» **Records supplied**
# # # #
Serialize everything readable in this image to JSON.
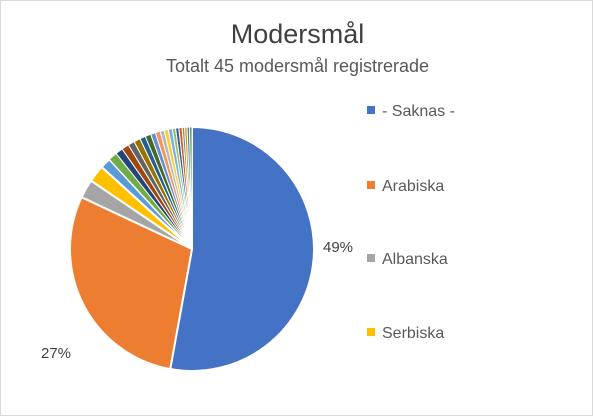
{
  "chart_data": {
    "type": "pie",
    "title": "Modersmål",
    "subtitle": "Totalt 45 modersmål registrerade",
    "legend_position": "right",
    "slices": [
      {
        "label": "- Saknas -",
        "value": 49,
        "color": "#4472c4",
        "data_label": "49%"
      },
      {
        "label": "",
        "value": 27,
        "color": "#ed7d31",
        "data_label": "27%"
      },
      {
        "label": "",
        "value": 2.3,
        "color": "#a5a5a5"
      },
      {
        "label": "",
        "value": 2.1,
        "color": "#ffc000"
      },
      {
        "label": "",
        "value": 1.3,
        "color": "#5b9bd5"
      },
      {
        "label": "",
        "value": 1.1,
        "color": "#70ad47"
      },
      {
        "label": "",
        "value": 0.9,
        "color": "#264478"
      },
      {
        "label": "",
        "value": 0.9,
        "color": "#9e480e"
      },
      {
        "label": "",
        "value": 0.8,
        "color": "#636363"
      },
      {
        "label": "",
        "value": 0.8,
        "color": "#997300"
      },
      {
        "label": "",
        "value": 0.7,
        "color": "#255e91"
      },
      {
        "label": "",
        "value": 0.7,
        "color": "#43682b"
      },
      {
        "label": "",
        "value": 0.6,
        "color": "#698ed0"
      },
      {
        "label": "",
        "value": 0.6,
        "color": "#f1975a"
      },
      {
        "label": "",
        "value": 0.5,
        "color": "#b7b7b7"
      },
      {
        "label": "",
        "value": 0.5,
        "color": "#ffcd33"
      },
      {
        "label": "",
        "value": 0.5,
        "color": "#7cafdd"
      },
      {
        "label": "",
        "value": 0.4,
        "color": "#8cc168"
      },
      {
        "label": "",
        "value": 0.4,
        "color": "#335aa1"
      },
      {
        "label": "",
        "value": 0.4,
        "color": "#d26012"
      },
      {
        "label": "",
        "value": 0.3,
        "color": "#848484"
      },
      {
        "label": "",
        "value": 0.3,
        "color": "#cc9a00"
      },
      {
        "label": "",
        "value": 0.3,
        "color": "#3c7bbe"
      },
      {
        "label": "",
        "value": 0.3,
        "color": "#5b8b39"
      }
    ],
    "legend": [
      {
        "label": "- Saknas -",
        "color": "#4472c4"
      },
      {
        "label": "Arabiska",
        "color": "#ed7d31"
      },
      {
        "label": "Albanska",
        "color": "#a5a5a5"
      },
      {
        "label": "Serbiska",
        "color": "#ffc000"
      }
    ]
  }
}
# # # #
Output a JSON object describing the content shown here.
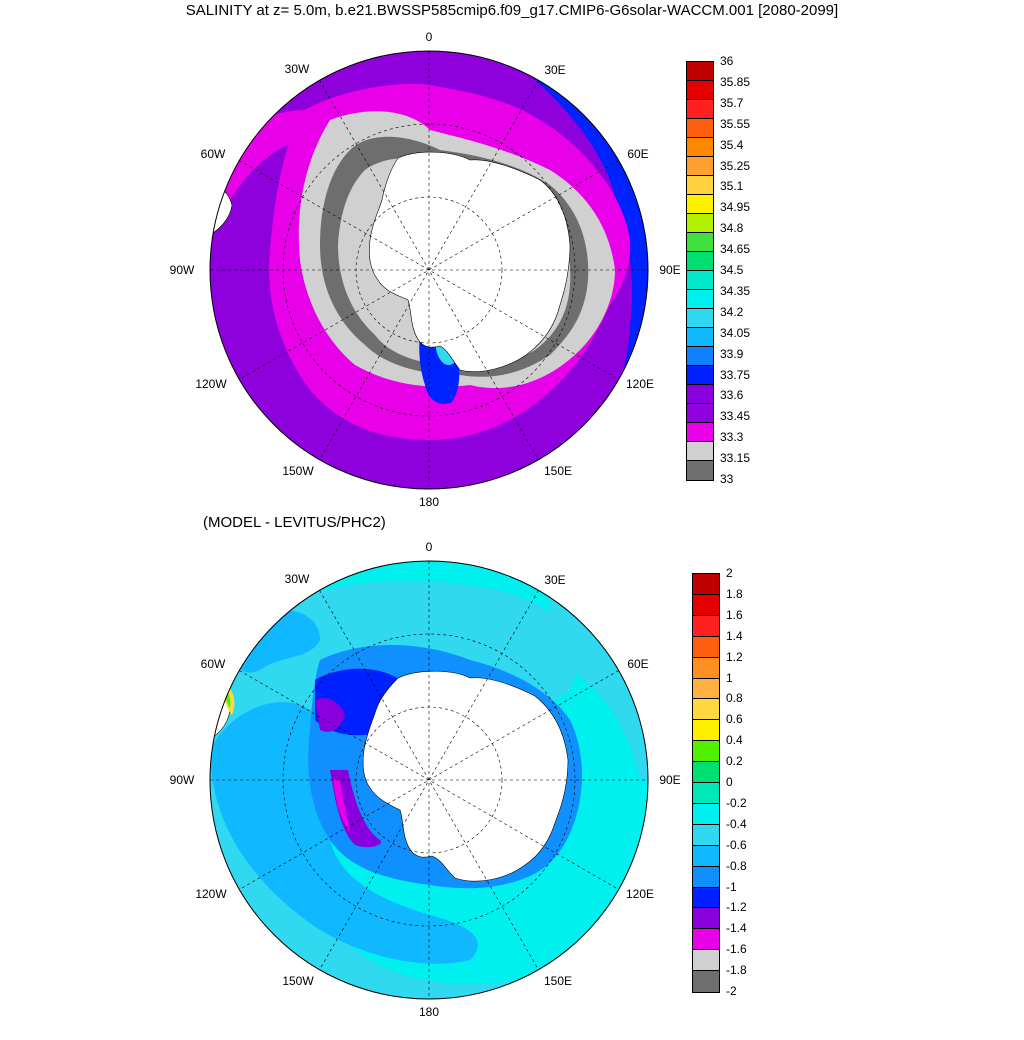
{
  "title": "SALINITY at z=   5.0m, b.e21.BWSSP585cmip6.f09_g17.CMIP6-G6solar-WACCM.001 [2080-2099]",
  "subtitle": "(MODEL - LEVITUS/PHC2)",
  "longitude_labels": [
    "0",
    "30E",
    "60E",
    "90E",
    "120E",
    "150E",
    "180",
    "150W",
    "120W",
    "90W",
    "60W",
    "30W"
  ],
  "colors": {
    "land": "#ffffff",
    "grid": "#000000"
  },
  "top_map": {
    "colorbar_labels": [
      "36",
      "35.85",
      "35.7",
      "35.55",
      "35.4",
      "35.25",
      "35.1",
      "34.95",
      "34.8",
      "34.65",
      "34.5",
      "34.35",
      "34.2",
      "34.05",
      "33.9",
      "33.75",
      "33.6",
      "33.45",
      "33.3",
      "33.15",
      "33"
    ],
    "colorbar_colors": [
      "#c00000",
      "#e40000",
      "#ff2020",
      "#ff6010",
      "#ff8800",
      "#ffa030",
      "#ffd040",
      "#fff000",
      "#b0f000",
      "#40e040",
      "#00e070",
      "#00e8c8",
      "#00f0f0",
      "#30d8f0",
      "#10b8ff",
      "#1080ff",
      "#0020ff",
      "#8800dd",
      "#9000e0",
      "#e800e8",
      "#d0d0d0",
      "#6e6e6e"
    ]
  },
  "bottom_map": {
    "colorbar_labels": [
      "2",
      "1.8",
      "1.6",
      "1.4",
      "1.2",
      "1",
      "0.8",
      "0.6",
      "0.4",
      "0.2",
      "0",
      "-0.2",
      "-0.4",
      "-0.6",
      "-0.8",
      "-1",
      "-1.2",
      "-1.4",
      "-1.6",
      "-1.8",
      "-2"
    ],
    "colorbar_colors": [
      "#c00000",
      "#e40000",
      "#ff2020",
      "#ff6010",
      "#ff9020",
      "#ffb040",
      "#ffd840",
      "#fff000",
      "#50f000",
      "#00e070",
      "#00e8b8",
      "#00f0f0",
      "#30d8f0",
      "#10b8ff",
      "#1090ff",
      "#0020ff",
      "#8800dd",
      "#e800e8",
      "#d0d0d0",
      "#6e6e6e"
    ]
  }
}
# # # #
» **Exercise objective**
Where a line holds the string "subtitle", copy that line.

» **Response**
    "subtitle": "Totalt 45 modersmål registrerade",
  "subtitle": "(MODEL - LEVITUS/PHC2)",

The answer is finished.